▶ _Supplied records_
::::::::

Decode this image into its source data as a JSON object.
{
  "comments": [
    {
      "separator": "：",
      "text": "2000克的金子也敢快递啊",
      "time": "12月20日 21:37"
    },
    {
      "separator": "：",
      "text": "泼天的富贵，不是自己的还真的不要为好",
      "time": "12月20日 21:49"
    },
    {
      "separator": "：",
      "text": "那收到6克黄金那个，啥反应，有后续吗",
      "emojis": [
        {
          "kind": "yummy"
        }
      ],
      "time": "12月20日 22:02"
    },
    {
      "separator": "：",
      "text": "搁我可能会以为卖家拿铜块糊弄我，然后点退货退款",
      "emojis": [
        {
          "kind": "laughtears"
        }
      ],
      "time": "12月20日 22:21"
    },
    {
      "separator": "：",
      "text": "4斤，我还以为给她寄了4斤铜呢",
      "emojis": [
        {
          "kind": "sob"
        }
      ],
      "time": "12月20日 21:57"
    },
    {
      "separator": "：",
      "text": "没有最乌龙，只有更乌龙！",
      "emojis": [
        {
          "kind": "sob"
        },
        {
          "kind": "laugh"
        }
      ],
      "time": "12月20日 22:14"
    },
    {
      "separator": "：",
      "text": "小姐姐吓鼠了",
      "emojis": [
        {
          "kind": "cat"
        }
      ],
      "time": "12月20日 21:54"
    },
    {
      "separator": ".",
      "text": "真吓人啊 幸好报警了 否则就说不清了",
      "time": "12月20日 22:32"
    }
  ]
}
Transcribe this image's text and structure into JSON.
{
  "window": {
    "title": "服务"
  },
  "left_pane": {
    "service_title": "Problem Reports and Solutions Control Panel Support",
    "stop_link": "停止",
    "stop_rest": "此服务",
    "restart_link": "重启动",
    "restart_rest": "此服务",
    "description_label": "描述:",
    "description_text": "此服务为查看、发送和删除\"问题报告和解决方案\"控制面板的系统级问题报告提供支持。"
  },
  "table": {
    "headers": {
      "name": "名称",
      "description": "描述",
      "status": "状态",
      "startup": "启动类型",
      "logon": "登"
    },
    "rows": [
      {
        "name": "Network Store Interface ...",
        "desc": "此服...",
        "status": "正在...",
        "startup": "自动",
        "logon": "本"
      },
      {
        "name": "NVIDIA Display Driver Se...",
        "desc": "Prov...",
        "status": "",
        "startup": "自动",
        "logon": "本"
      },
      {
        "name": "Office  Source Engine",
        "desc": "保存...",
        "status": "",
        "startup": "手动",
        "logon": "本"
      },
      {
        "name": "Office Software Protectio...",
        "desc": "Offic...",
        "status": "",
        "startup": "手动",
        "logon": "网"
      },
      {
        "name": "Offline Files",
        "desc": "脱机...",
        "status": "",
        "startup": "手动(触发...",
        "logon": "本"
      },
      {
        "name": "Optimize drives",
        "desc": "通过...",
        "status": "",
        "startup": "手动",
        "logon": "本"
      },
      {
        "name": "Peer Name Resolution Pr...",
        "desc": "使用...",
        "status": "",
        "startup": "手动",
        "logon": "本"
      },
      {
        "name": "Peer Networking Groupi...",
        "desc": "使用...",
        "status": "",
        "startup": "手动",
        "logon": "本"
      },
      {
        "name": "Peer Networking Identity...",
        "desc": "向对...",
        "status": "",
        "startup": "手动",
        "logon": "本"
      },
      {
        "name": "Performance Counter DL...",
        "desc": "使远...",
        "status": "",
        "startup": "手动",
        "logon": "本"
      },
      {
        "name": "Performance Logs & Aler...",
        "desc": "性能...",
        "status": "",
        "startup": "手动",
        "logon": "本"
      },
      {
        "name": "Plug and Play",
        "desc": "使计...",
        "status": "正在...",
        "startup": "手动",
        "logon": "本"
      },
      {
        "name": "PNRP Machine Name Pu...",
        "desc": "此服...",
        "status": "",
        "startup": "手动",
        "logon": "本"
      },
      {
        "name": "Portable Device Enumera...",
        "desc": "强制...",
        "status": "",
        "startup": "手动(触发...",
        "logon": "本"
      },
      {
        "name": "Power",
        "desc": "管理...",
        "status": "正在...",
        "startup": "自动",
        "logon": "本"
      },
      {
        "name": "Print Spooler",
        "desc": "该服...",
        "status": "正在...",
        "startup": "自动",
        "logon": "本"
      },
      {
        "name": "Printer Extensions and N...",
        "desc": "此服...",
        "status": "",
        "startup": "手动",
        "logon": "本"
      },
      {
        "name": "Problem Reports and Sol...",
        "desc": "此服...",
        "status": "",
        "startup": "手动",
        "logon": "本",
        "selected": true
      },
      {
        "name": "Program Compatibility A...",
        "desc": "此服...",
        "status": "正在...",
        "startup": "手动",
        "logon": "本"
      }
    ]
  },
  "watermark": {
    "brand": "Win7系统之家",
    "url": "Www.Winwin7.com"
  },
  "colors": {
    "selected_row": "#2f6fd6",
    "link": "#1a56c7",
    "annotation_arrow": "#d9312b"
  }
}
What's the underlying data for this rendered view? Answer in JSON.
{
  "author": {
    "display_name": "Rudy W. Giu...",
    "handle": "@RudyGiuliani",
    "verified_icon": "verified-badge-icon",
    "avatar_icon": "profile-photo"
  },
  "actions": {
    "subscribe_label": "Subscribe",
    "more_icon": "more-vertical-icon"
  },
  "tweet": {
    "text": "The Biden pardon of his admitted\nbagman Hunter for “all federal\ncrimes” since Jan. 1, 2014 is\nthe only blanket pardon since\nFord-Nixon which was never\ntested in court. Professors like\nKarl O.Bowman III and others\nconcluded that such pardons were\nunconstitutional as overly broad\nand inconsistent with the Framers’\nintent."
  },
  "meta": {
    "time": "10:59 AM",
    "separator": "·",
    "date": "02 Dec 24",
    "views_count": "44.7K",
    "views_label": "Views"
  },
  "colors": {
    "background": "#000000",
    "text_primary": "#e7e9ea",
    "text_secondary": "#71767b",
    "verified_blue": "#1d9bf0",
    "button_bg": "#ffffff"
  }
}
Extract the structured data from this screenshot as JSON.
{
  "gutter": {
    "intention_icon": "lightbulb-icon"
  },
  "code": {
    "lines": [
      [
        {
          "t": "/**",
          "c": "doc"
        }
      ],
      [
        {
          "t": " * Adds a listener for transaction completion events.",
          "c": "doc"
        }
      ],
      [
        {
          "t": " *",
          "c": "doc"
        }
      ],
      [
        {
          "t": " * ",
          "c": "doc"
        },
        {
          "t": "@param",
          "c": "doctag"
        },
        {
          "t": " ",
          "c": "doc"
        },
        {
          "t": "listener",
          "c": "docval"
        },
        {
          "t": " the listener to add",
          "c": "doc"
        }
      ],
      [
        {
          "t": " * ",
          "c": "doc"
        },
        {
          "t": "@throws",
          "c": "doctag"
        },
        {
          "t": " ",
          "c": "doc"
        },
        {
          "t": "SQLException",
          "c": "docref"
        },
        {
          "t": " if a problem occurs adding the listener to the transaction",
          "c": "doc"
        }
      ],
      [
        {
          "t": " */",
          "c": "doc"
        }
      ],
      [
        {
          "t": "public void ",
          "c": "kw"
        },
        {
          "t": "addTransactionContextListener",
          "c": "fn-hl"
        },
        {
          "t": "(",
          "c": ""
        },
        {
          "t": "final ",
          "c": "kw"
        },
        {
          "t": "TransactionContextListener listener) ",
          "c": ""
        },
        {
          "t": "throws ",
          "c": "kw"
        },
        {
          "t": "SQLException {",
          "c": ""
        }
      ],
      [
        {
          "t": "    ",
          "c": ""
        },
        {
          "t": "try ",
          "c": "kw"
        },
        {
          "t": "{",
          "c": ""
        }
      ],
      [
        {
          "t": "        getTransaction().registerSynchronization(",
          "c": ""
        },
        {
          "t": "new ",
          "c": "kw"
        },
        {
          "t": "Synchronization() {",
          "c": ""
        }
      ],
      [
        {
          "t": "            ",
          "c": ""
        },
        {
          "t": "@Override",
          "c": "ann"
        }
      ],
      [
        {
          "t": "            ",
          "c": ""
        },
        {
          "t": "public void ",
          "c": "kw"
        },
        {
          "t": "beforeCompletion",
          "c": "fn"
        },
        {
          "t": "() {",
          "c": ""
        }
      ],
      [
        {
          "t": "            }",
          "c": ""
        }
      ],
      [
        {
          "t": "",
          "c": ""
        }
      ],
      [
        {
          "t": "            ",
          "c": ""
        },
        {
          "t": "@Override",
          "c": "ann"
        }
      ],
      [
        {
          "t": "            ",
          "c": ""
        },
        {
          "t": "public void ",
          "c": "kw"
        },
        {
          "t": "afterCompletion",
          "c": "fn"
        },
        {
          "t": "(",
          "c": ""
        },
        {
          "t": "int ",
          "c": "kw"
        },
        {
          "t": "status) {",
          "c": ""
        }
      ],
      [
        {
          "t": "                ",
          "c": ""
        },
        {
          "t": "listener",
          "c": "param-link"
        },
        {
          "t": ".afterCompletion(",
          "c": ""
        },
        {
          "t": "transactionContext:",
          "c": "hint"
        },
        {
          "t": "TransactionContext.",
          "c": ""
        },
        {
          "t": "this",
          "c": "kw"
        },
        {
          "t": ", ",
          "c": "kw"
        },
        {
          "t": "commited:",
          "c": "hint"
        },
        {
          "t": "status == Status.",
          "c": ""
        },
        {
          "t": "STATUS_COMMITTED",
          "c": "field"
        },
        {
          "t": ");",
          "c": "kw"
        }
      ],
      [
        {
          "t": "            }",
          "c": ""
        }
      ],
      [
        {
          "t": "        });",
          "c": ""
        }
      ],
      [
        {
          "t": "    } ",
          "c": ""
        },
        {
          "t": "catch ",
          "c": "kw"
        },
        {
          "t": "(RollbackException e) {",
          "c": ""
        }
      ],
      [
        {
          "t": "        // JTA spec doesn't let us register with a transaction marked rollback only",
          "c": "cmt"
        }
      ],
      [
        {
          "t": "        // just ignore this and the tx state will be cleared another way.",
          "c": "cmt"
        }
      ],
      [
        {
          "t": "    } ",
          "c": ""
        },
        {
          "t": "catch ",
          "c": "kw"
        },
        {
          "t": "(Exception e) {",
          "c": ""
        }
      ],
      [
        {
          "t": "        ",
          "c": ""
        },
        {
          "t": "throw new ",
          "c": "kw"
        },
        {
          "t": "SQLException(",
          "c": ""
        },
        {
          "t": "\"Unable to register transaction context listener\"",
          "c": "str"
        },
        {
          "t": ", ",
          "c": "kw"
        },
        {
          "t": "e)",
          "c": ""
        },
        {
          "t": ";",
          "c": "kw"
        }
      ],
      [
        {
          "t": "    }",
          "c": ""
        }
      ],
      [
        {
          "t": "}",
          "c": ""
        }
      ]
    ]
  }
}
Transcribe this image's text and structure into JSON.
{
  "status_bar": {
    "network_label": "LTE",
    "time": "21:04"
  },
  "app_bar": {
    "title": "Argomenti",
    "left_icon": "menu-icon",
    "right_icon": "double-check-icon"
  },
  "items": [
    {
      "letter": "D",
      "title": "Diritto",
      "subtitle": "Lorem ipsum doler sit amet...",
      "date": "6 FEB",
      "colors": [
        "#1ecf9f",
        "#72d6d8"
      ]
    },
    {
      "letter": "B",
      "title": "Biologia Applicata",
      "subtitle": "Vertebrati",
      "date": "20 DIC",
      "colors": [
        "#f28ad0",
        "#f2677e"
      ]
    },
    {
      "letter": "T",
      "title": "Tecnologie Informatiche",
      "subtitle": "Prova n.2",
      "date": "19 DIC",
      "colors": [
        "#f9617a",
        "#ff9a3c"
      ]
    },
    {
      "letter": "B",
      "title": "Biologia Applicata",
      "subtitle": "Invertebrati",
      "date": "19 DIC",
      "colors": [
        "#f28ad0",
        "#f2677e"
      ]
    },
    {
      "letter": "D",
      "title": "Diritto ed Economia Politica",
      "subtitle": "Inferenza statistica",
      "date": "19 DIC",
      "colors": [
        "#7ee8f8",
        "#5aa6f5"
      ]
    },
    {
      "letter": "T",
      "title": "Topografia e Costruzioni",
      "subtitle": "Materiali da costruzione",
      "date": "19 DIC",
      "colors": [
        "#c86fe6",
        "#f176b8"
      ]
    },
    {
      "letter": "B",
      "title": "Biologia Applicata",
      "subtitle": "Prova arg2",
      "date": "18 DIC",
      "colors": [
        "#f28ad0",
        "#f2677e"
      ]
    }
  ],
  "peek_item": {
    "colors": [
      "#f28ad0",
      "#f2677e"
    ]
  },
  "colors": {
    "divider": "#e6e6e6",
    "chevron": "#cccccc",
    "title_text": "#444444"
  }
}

::::::::

▶ _What you should do_
Track down every line with the word "time" and copy it.

▶ _Task solution_
      "time": "12月20日 21:37"
      "time": "12月20日 21:49"
      "time": "12月20日 22:02"
      "time": "12月20日 22:21"
      "time": "12月20日 21:57"
      "time": "12月20日 22:14"
      "time": "12月20日 21:54"
      "time": "12月20日 22:32"
    "time": "10:59 AM",
    "time": "21:04"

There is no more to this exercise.